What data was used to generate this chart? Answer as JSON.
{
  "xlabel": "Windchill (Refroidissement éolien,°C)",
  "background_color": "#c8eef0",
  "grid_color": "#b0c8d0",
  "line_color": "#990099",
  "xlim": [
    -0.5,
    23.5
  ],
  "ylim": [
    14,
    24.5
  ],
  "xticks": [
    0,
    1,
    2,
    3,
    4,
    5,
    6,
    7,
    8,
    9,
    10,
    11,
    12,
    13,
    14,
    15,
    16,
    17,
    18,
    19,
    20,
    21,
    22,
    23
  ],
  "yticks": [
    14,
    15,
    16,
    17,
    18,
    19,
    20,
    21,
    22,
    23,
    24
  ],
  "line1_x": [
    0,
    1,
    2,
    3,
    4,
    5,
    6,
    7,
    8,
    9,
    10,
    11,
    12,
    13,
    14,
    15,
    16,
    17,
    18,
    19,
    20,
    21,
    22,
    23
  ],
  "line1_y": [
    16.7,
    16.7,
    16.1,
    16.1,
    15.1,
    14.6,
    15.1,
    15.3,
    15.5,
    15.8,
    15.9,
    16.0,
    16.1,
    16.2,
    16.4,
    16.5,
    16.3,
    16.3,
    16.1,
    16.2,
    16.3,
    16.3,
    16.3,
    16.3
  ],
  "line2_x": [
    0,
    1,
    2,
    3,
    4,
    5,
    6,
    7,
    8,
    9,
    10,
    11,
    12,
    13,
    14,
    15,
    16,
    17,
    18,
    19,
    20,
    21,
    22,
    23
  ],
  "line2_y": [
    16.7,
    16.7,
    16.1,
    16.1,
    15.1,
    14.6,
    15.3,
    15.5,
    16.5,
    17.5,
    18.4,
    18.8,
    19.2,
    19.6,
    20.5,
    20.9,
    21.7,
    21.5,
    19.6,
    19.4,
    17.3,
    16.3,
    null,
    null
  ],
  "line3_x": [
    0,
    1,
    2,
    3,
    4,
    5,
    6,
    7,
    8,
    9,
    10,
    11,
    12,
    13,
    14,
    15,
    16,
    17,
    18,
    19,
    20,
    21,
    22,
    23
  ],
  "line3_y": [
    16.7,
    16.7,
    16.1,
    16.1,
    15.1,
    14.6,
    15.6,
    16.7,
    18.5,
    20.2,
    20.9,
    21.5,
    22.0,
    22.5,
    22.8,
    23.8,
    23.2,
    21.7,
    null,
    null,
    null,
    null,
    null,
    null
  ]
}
--- --- ---
- Aim of the exercise -
Each line of the material should be echoed exactly.

- Response to the exercise -
What data was used to generate this chart? Answer as JSON.
{
  "xlabel": "Windchill (Refroidissement éolien,°C)",
  "background_color": "#c8eef0",
  "grid_color": "#b0c8d0",
  "line_color": "#990099",
  "xlim": [
    -0.5,
    23.5
  ],
  "ylim": [
    14,
    24.5
  ],
  "xticks": [
    0,
    1,
    2,
    3,
    4,
    5,
    6,
    7,
    8,
    9,
    10,
    11,
    12,
    13,
    14,
    15,
    16,
    17,
    18,
    19,
    20,
    21,
    22,
    23
  ],
  "yticks": [
    14,
    15,
    16,
    17,
    18,
    19,
    20,
    21,
    22,
    23,
    24
  ],
  "line1_x": [
    0,
    1,
    2,
    3,
    4,
    5,
    6,
    7,
    8,
    9,
    10,
    11,
    12,
    13,
    14,
    15,
    16,
    17,
    18,
    19,
    20,
    21,
    22,
    23
  ],
  "line1_y": [
    16.7,
    16.7,
    16.1,
    16.1,
    15.1,
    14.6,
    15.1,
    15.3,
    15.5,
    15.8,
    15.9,
    16.0,
    16.1,
    16.2,
    16.4,
    16.5,
    16.3,
    16.3,
    16.1,
    16.2,
    16.3,
    16.3,
    16.3,
    16.3
  ],
  "line2_x": [
    0,
    1,
    2,
    3,
    4,
    5,
    6,
    7,
    8,
    9,
    10,
    11,
    12,
    13,
    14,
    15,
    16,
    17,
    18,
    19,
    20,
    21,
    22,
    23
  ],
  "line2_y": [
    16.7,
    16.7,
    16.1,
    16.1,
    15.1,
    14.6,
    15.3,
    15.5,
    16.5,
    17.5,
    18.4,
    18.8,
    19.2,
    19.6,
    20.5,
    20.9,
    21.7,
    21.5,
    19.6,
    19.4,
    17.3,
    16.3,
    null,
    null
  ],
  "line3_x": [
    0,
    1,
    2,
    3,
    4,
    5,
    6,
    7,
    8,
    9,
    10,
    11,
    12,
    13,
    14,
    15,
    16,
    17,
    18,
    19,
    20,
    21,
    22,
    23
  ],
  "line3_y": [
    16.7,
    16.7,
    16.1,
    16.1,
    15.1,
    14.6,
    15.6,
    16.7,
    18.5,
    20.2,
    20.9,
    21.5,
    22.0,
    22.5,
    22.8,
    23.8,
    23.2,
    21.7,
    null,
    null,
    null,
    null,
    null,
    null
  ]
}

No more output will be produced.